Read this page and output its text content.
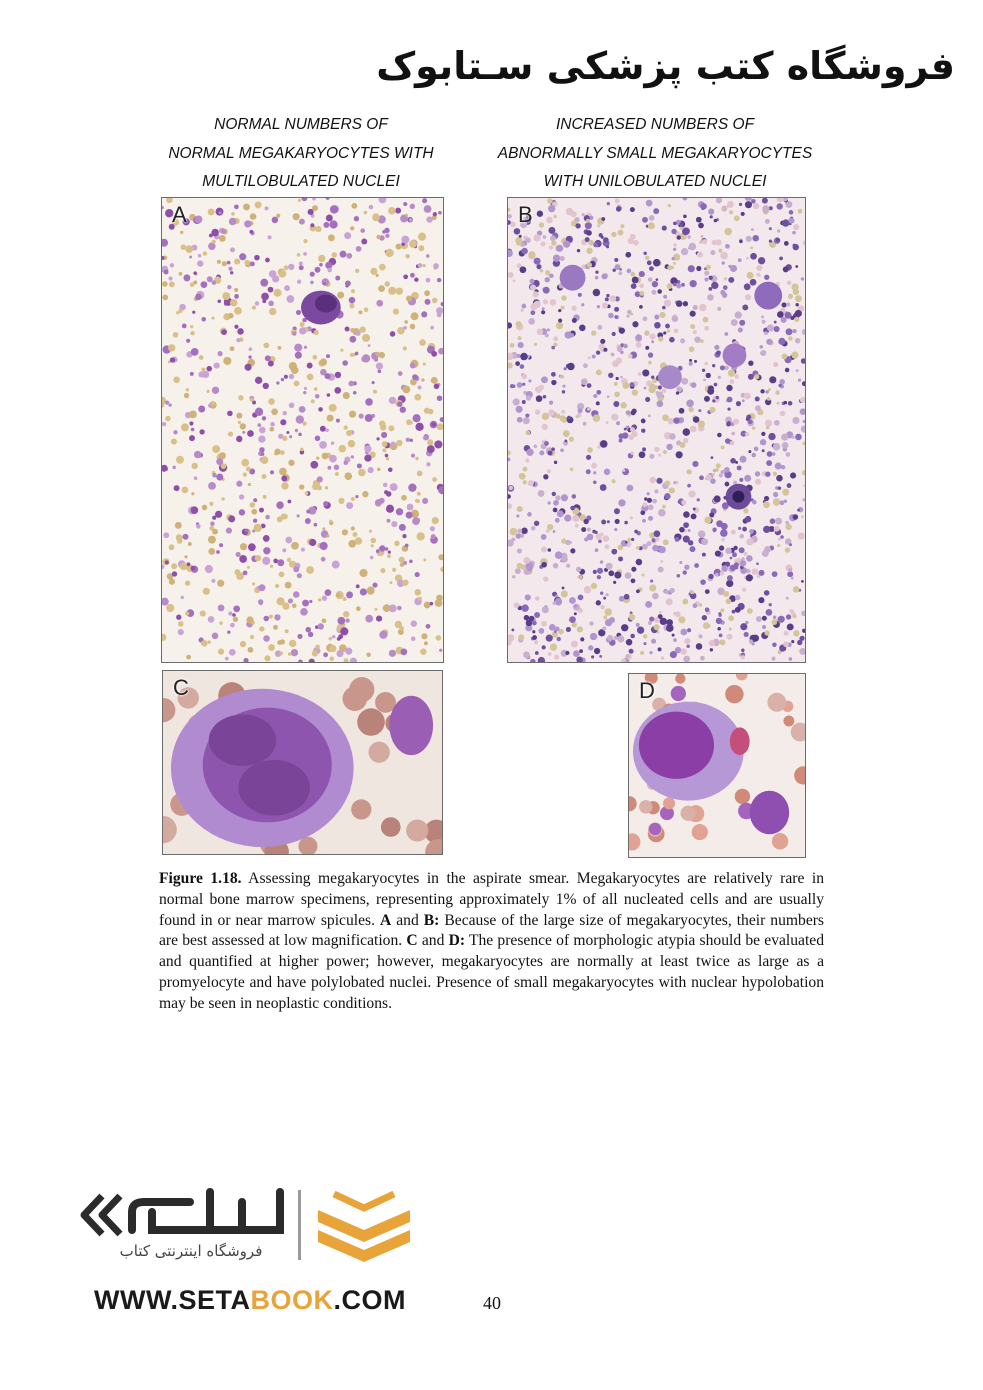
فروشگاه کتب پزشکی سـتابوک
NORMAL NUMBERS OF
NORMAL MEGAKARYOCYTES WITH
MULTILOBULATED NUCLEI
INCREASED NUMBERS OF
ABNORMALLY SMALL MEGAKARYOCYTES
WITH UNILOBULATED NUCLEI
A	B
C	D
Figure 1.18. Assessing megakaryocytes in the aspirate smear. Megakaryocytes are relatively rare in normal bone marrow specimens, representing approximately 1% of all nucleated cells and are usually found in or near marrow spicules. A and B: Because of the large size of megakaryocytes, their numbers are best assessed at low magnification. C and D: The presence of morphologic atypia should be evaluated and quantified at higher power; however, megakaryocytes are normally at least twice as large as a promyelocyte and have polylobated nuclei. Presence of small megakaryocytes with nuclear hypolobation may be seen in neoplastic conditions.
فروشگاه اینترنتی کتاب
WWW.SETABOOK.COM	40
————
**WHAT YOU WILL DO**: Pictures are to be dropped; every line of the records is to be returned unchanged.

**TASK RESPONSE**:
Read this page and output its text content.
فروشگاه کتب پزشکی سـتابوک
NORMAL NUMBERS OF
NORMAL MEGAKARYOCYTES WITH
MULTILOBULATED NUCLEI
INCREASED NUMBERS OF
ABNORMALLY SMALL MEGAKARYOCYTES
WITH UNILOBULATED NUCLEI
A	B
C	D
Figure 1.18. Assessing megakaryocytes in the aspirate smear. Megakaryocytes are relatively rare in normal bone marrow specimens, representing approximately 1% of all nucleated cells and are usually found in or near marrow spicules. A and B: Because of the large size of megakaryocytes, their numbers are best assessed at low magnification. C and D: The presence of morphologic atypia should be evaluated and quantified at higher power; however, megakaryocytes are normally at least twice as large as a promyelocyte and have polylobated nuclei. Presence of small megakaryocytes with nuclear hypolobation may be seen in neoplastic conditions.
فروشگاه اینترنتی کتاب
WWW.SETABOOK.COM	40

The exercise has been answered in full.